## What is expected:
Reproduce every entry exactly.

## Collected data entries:
— begin —
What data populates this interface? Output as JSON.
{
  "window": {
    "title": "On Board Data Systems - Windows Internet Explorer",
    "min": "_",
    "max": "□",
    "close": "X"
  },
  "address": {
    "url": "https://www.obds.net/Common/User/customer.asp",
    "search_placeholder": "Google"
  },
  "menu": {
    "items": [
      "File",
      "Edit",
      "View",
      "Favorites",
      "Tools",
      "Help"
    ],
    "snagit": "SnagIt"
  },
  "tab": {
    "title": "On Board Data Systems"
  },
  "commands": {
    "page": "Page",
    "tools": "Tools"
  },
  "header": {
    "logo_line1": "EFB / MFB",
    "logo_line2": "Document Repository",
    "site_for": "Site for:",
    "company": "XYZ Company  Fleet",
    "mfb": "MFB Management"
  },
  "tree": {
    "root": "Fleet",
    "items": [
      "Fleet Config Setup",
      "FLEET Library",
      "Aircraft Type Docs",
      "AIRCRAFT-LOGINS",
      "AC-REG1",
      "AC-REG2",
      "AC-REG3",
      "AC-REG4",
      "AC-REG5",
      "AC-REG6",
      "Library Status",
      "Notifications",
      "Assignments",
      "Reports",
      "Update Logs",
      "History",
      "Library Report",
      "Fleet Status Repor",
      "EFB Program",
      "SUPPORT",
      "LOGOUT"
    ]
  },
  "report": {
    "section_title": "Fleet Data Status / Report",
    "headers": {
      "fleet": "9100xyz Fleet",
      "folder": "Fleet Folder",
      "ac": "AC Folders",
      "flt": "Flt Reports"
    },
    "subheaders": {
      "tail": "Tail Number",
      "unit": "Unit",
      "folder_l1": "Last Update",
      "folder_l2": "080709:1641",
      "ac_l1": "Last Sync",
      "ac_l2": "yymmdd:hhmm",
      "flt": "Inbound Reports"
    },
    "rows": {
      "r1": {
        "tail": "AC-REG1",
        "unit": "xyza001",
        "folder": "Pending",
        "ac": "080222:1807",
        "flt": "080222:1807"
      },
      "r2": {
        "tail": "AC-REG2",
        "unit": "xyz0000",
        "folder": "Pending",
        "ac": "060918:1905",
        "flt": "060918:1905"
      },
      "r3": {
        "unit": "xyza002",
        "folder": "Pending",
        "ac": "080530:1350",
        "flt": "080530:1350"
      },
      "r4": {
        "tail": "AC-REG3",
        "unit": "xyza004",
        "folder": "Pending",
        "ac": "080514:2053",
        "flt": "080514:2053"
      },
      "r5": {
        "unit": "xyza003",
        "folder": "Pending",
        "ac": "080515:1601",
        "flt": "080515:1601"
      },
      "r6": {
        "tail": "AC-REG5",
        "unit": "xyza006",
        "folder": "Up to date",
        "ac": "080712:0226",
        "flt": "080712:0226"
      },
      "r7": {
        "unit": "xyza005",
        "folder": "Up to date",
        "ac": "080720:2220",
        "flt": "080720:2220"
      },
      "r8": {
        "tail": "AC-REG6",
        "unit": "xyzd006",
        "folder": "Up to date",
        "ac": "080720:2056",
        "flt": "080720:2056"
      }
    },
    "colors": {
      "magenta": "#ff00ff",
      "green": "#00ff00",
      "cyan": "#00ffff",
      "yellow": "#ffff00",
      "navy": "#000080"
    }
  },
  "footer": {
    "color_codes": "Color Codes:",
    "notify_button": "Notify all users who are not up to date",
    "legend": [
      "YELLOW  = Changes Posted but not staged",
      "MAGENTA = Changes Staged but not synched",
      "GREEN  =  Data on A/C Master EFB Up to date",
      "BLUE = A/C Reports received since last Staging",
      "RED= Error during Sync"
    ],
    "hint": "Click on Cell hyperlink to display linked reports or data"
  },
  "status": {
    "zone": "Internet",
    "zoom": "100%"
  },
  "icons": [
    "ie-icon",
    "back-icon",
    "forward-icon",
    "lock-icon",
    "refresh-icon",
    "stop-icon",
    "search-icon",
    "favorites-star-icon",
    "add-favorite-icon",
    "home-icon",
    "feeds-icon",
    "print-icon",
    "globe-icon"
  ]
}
— end —
## Final result:
What data populates this interface? Output as JSON.
{
  "window": {
    "title": "On Board Data Systems - Windows Internet Explorer",
    "min": "_",
    "max": "□",
    "close": "X"
  },
  "address": {
    "url": "https://www.obds.net/Common/User/customer.asp",
    "search_placeholder": "Google"
  },
  "menu": {
    "items": [
      "File",
      "Edit",
      "View",
      "Favorites",
      "Tools",
      "Help"
    ],
    "snagit": "SnagIt"
  },
  "tab": {
    "title": "On Board Data Systems"
  },
  "commands": {
    "page": "Page",
    "tools": "Tools"
  },
  "header": {
    "logo_line1": "EFB / MFB",
    "logo_line2": "Document Repository",
    "site_for": "Site for:",
    "company": "XYZ Company  Fleet",
    "mfb": "MFB Management"
  },
  "tree": {
    "root": "Fleet",
    "items": [
      "Fleet Config Setup",
      "FLEET Library",
      "Aircraft Type Docs",
      "AIRCRAFT-LOGINS",
      "AC-REG1",
      "AC-REG2",
      "AC-REG3",
      "AC-REG4",
      "AC-REG5",
      "AC-REG6",
      "Library Status",
      "Notifications",
      "Assignments",
      "Reports",
      "Update Logs",
      "History",
      "Library Report",
      "Fleet Status Repor",
      "EFB Program",
      "SUPPORT",
      "LOGOUT"
    ]
  },
  "report": {
    "section_title": "Fleet Data Status / Report",
    "headers": {
      "fleet": "9100xyz Fleet",
      "folder": "Fleet Folder",
      "ac": "AC Folders",
      "flt": "Flt Reports"
    },
    "subheaders": {
      "tail": "Tail Number",
      "unit": "Unit",
      "folder_l1": "Last Update",
      "folder_l2": "080709:1641",
      "ac_l1": "Last Sync",
      "ac_l2": "yymmdd:hhmm",
      "flt": "Inbound Reports"
    },
    "rows": {
      "r1": {
        "tail": "AC-REG1",
        "unit": "xyza001",
        "folder": "Pending",
        "ac": "080222:1807",
        "flt": "080222:1807"
      },
      "r2": {
        "tail": "AC-REG2",
        "unit": "xyz0000",
        "folder": "Pending",
        "ac": "060918:1905",
        "flt": "060918:1905"
      },
      "r3": {
        "unit": "xyza002",
        "folder": "Pending",
        "ac": "080530:1350",
        "flt": "080530:1350"
      },
      "r4": {
        "tail": "AC-REG3",
        "unit": "xyza004",
        "folder": "Pending",
        "ac": "080514:2053",
        "flt": "080514:2053"
      },
      "r5": {
        "unit": "xyza003",
        "folder": "Pending",
        "ac": "080515:1601",
        "flt": "080515:1601"
      },
      "r6": {
        "tail": "AC-REG5",
        "unit": "xyza006",
        "folder": "Up to date",
        "ac": "080712:0226",
        "flt": "080712:0226"
      },
      "r7": {
        "unit": "xyza005",
        "folder": "Up to date",
        "ac": "080720:2220",
        "flt": "080720:2220"
      },
      "r8": {
        "tail": "AC-REG6",
        "unit": "xyzd006",
        "folder": "Up to date",
        "ac": "080720:2056",
        "flt": "080720:2056"
      }
    },
    "colors": {
      "magenta": "#ff00ff",
      "green": "#00ff00",
      "cyan": "#00ffff",
      "yellow": "#ffff00",
      "navy": "#000080"
    }
  },
  "footer": {
    "color_codes": "Color Codes:",
    "notify_button": "Notify all users who are not up to date",
    "legend": [
      "YELLOW  = Changes Posted but not staged",
      "MAGENTA = Changes Staged but not synched",
      "GREEN  =  Data on A/C Master EFB Up to date",
      "BLUE = A/C Reports received since last Staging",
      "RED= Error during Sync"
    ],
    "hint": "Click on Cell hyperlink to display linked reports or data"
  },
  "status": {
    "zone": "Internet",
    "zoom": "100%"
  },
  "icons": [
    "ie-icon",
    "back-icon",
    "forward-icon",
    "lock-icon",
    "refresh-icon",
    "stop-icon",
    "search-icon",
    "favorites-star-icon",
    "add-favorite-icon",
    "home-icon",
    "feeds-icon",
    "print-icon",
    "globe-icon"
  ]
}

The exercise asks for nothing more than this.